(Figure content listings)
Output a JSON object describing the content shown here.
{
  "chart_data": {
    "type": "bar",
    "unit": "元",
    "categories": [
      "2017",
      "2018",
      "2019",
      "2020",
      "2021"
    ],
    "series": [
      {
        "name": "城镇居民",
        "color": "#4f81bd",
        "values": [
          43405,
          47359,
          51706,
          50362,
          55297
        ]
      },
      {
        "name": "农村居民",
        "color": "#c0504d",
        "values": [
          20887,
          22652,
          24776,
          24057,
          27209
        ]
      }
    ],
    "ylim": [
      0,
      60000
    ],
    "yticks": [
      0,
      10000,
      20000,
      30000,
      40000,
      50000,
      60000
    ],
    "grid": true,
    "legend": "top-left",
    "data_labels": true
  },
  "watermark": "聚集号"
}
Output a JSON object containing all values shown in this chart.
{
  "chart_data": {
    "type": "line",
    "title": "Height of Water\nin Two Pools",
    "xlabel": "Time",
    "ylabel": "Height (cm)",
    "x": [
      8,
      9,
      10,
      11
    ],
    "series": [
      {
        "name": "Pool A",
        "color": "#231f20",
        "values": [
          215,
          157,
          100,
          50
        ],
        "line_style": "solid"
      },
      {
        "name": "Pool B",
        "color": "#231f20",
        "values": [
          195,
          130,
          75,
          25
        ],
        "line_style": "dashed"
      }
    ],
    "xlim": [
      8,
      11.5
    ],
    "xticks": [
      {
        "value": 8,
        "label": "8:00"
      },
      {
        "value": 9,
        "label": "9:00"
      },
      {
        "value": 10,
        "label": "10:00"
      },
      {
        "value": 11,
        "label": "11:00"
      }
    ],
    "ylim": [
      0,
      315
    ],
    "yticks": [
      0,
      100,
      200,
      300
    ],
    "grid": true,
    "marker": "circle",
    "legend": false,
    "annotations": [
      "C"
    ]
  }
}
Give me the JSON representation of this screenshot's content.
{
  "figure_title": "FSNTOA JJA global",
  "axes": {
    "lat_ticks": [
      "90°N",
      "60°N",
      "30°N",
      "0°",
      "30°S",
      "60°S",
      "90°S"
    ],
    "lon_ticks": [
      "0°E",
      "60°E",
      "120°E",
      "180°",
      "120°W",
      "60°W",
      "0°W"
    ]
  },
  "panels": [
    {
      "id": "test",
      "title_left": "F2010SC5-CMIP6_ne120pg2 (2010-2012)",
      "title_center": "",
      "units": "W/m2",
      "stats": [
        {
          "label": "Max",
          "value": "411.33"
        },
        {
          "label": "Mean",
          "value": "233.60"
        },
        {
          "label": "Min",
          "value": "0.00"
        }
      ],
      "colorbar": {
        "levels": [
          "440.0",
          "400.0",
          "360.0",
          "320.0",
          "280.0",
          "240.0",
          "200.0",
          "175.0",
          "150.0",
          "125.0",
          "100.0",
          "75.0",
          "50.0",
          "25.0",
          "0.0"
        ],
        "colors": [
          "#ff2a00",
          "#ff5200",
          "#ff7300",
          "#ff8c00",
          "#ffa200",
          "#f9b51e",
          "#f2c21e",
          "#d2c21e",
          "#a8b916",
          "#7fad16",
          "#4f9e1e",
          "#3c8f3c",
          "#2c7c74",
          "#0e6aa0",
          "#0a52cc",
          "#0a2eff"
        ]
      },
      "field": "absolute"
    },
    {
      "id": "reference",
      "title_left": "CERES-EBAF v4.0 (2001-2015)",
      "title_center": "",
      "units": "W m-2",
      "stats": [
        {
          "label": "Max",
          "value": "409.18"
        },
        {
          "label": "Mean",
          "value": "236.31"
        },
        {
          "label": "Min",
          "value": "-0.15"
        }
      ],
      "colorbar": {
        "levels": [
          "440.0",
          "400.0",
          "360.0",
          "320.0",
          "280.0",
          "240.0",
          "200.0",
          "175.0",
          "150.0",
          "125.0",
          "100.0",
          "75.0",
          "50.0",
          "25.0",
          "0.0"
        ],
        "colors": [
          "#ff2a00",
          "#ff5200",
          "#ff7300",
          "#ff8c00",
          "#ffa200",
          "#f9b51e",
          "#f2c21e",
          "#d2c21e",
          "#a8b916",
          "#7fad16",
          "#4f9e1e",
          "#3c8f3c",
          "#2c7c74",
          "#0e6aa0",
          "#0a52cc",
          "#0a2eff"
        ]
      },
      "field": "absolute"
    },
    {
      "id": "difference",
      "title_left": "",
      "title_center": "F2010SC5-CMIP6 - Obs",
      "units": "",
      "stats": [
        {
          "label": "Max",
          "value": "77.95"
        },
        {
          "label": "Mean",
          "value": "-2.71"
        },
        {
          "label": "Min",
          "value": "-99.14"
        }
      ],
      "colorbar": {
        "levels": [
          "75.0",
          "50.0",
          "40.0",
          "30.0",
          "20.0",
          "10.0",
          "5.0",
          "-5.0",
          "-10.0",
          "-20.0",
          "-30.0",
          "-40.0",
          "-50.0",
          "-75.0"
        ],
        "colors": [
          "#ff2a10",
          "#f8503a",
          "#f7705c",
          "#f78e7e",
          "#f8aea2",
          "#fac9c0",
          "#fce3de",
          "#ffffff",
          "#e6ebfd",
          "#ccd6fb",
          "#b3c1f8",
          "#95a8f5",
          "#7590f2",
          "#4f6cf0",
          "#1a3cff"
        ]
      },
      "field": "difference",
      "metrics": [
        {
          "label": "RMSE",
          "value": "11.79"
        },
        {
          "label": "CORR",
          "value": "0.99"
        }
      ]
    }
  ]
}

Problem statement |
Reply with nothing but a number: how many lines of the entries above contain the string "object"?

Response |
2